— Begin —
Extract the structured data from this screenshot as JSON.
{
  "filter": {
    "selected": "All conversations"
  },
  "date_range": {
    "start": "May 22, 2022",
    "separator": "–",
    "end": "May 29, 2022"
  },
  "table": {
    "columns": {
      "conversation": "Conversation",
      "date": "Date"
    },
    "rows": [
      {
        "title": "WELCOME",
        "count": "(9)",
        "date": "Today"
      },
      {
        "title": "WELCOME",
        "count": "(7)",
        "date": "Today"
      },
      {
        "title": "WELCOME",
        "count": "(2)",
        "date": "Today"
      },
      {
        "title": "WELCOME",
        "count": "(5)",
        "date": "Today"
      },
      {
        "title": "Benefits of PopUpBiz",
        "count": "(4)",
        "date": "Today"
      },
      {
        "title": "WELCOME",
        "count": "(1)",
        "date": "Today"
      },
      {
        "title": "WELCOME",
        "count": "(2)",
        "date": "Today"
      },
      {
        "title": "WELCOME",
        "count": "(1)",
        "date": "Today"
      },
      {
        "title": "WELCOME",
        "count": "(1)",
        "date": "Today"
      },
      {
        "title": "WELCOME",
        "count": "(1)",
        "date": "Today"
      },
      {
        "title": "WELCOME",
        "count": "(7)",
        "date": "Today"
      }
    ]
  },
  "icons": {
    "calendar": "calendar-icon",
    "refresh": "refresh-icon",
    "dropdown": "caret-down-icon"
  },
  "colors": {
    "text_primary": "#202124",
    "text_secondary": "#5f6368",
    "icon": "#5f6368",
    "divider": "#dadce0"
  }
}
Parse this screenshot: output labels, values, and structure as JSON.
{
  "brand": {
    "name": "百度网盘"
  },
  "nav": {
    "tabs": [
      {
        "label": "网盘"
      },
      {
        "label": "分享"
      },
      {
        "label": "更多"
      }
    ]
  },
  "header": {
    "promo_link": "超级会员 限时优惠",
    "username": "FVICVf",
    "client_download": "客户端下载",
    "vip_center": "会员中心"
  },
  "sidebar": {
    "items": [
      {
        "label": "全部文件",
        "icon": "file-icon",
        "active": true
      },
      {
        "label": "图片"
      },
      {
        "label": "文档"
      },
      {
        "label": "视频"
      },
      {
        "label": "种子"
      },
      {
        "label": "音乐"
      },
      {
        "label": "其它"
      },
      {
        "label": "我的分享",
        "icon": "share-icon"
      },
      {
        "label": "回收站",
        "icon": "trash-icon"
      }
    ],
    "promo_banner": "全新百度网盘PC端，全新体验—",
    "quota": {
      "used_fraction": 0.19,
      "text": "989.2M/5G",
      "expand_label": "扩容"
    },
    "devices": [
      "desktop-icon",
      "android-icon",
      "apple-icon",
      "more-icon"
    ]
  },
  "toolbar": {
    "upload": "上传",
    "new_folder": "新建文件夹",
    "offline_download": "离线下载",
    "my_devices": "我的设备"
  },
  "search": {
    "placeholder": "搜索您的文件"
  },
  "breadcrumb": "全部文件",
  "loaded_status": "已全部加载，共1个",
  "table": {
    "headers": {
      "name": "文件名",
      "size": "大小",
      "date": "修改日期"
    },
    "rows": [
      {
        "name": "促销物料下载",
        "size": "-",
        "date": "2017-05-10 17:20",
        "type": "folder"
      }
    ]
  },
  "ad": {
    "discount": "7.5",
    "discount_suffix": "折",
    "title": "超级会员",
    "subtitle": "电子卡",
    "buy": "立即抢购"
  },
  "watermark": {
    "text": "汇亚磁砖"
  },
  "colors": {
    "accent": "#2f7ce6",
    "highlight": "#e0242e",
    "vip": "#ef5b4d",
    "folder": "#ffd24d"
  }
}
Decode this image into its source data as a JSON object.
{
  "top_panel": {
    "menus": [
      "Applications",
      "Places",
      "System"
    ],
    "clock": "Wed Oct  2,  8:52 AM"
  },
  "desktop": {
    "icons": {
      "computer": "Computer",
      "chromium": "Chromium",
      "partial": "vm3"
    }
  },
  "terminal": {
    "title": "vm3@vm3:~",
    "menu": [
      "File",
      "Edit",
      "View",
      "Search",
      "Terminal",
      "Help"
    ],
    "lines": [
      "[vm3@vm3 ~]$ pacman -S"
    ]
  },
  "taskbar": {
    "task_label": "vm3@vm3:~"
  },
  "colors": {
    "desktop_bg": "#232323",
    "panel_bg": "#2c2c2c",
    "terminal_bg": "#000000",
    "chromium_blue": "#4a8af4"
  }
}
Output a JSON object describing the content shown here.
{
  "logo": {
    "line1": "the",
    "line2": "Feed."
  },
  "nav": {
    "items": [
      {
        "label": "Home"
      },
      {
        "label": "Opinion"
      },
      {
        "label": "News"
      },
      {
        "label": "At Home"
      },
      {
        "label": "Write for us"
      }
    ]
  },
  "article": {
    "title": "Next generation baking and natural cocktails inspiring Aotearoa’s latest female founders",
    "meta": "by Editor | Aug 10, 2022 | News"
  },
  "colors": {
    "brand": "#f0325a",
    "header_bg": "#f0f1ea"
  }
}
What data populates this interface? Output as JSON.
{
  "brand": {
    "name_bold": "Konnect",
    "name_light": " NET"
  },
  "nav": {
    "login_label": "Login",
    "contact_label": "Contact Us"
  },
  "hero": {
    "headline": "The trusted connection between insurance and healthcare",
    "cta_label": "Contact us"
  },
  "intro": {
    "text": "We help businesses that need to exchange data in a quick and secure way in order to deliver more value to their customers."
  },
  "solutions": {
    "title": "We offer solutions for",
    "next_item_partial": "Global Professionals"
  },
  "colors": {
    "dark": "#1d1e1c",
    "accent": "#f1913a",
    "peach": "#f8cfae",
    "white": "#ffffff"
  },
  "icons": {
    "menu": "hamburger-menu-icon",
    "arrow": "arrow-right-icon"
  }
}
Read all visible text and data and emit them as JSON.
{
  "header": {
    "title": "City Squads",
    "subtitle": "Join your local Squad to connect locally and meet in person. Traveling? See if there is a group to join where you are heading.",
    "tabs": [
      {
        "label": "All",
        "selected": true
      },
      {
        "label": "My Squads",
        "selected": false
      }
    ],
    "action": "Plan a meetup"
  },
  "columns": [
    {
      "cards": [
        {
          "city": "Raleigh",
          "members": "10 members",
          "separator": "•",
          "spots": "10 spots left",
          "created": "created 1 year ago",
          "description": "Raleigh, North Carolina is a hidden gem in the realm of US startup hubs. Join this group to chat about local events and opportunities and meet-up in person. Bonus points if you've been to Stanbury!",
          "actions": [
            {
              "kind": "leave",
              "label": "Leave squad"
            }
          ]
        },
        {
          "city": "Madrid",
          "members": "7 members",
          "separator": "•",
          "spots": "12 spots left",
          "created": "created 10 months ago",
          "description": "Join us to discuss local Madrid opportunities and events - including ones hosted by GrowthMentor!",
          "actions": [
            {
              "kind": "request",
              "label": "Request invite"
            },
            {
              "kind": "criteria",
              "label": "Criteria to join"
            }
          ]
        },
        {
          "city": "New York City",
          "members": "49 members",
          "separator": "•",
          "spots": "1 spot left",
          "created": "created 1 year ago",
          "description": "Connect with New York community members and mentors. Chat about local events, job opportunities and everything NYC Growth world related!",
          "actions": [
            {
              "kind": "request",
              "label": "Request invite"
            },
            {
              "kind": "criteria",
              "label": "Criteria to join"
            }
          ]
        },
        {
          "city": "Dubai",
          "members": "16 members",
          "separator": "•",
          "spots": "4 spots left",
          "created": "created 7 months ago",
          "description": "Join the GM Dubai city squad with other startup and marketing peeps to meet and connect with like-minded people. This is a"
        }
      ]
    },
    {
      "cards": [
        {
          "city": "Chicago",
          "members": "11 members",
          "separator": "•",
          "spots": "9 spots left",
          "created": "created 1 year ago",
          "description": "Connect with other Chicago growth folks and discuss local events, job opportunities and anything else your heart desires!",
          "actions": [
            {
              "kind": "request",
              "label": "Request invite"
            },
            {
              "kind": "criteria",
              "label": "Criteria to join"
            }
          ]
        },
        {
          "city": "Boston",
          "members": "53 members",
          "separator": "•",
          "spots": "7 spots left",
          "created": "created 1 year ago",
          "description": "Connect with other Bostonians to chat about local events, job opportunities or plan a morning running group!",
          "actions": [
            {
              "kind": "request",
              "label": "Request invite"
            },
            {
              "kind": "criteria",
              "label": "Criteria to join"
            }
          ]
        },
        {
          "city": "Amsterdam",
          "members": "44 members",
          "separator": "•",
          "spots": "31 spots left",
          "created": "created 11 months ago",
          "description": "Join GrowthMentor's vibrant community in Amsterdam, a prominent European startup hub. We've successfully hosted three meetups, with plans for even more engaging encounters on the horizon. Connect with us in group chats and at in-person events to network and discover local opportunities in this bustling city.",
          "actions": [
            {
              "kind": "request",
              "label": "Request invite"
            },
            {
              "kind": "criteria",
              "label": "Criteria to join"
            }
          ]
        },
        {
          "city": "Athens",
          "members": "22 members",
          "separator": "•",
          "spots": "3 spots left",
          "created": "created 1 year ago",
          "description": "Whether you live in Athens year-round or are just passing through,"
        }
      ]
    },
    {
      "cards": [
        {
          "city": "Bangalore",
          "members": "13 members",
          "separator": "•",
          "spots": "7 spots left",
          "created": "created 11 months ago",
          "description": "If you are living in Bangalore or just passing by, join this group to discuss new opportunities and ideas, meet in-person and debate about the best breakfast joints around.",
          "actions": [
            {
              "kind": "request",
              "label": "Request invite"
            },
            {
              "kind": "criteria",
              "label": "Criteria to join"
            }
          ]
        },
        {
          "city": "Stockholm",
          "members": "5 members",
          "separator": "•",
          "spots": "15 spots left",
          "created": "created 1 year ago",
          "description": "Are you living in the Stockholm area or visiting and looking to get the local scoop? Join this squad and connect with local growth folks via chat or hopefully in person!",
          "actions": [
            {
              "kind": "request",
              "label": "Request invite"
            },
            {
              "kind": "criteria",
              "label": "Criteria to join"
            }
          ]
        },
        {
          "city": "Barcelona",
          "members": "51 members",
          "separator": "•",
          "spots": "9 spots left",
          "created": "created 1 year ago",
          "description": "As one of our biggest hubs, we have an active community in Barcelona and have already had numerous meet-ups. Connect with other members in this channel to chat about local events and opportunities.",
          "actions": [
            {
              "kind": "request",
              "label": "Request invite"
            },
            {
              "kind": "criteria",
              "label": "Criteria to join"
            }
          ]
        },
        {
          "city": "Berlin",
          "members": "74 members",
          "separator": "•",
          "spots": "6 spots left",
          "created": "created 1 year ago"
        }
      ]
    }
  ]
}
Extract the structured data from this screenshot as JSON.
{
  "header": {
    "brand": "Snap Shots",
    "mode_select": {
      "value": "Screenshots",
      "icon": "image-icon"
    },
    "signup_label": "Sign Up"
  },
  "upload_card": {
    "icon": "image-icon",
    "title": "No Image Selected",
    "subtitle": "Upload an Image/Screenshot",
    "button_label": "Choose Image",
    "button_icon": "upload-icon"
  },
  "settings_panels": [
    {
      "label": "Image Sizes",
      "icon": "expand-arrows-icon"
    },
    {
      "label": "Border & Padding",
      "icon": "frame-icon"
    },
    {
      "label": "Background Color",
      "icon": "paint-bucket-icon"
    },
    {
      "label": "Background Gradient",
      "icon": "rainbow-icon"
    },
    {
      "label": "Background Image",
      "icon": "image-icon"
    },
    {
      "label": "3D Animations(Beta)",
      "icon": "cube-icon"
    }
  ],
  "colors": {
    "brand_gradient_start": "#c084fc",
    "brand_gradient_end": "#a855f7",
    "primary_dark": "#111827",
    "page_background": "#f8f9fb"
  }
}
— End —
What you are asked to do:
Check every line of the listing for the string "active" and report how many lines have it, as a number alone.

Reply:
2